*YOUR OBJECTIVE:* Copy all lines holding the word "Impedance" from the entries.

## START EXERCISE INPUT

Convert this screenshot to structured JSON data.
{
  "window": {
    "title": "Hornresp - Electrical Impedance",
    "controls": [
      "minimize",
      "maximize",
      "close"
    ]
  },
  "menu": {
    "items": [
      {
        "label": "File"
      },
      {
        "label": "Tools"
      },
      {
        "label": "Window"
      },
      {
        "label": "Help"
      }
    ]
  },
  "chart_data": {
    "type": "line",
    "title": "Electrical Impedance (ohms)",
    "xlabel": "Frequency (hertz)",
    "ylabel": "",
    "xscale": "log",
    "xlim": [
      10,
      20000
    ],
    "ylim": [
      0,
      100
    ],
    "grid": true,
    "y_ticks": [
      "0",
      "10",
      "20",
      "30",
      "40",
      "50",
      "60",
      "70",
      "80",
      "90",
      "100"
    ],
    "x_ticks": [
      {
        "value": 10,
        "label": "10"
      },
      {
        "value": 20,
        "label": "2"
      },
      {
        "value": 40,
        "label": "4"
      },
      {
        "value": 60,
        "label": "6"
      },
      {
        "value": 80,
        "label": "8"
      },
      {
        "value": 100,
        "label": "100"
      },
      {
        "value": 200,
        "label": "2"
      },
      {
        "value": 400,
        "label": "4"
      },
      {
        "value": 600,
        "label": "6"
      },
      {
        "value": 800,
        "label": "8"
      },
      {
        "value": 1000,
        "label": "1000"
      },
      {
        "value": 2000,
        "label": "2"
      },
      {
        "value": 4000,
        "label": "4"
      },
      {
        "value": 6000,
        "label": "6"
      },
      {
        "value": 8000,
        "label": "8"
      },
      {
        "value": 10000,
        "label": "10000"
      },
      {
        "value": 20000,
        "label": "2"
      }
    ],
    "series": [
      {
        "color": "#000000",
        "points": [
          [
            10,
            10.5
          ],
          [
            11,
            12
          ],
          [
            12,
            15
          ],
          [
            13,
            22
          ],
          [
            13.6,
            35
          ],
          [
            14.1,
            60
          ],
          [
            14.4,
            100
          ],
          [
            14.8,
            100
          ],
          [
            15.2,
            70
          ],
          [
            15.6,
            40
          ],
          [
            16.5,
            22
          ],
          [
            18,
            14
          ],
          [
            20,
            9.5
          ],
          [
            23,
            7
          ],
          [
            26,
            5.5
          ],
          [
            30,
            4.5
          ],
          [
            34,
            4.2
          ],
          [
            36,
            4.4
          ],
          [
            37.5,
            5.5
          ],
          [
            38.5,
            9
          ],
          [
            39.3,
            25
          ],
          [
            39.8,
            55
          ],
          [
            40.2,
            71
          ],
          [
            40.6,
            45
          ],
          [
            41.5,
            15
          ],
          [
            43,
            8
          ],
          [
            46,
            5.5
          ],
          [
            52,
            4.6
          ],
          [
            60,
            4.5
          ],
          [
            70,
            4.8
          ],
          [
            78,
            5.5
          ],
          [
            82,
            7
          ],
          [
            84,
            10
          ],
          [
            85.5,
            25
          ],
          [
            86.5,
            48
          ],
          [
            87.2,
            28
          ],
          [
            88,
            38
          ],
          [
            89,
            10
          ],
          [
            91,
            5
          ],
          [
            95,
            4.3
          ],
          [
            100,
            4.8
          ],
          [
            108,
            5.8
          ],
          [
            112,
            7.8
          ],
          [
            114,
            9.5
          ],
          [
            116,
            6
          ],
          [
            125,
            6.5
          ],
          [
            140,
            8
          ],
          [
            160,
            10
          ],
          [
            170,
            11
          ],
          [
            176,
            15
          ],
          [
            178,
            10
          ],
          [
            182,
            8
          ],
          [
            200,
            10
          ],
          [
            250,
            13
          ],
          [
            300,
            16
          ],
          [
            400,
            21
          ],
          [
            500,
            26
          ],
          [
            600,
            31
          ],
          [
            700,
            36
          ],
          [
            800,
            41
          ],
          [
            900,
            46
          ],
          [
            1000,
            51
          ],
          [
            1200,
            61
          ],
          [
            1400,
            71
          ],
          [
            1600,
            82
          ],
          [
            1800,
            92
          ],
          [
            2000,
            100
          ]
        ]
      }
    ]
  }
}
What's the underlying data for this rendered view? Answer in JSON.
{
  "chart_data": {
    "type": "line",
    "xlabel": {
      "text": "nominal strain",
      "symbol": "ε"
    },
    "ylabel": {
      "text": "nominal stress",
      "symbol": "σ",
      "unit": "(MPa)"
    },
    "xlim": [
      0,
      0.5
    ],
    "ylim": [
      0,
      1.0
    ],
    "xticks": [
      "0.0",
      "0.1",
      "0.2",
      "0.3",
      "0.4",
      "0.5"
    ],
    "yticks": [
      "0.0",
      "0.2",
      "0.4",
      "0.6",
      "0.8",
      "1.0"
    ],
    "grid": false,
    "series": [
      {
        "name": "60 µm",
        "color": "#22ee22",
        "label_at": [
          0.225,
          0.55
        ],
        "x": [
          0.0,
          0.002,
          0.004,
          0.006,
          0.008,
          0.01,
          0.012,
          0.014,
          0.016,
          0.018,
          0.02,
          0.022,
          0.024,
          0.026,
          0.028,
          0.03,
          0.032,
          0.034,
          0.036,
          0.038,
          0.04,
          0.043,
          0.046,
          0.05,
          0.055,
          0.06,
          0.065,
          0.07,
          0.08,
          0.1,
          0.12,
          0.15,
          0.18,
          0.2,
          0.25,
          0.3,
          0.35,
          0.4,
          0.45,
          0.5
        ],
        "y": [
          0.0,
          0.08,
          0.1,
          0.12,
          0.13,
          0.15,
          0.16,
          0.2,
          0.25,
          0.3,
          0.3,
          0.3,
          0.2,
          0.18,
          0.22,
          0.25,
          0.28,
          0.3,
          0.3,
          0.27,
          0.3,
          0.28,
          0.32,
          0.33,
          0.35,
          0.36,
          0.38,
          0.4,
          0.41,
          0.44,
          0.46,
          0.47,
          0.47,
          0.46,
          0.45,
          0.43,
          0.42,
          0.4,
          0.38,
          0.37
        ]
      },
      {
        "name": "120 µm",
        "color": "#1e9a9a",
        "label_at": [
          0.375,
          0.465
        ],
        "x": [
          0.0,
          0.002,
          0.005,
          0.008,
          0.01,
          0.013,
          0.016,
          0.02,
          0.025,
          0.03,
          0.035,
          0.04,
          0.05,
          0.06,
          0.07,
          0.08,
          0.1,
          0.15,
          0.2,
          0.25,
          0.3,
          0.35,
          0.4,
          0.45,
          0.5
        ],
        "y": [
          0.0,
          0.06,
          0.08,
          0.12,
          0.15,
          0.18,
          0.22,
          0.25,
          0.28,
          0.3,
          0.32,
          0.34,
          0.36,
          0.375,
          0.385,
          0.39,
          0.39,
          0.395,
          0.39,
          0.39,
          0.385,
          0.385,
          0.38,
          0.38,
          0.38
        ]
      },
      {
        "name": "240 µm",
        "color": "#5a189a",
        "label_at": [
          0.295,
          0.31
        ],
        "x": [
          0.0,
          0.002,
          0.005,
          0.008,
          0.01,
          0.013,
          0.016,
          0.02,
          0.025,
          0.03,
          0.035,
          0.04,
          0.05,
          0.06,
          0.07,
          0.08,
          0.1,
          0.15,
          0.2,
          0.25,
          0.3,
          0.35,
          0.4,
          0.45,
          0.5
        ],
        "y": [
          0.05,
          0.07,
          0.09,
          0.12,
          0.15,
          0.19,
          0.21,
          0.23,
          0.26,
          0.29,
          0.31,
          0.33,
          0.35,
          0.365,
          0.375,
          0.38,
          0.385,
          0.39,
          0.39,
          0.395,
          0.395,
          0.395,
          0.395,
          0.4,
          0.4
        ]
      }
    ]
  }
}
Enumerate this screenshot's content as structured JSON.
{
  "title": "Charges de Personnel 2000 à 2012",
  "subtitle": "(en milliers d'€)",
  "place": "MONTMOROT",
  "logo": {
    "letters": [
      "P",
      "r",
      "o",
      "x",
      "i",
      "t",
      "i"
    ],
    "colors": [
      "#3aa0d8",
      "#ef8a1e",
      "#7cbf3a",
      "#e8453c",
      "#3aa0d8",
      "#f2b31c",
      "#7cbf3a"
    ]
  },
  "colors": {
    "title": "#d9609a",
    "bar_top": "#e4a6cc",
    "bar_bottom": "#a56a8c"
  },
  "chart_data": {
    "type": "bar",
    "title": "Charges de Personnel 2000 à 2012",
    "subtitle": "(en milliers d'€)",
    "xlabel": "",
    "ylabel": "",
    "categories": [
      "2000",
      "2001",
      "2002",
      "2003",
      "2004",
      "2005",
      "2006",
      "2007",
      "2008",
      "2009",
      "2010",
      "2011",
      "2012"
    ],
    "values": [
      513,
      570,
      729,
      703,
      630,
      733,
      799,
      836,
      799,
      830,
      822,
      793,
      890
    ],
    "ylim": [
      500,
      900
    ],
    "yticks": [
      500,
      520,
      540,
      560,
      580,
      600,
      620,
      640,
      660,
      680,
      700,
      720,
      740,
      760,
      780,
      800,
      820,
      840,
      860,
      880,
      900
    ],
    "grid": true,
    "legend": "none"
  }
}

## END EXERCISE INPUT

*TASK RESPONSE:*
    "title": "Hornresp - Electrical Impedance",
    "title": "Electrical Impedance (ohms)",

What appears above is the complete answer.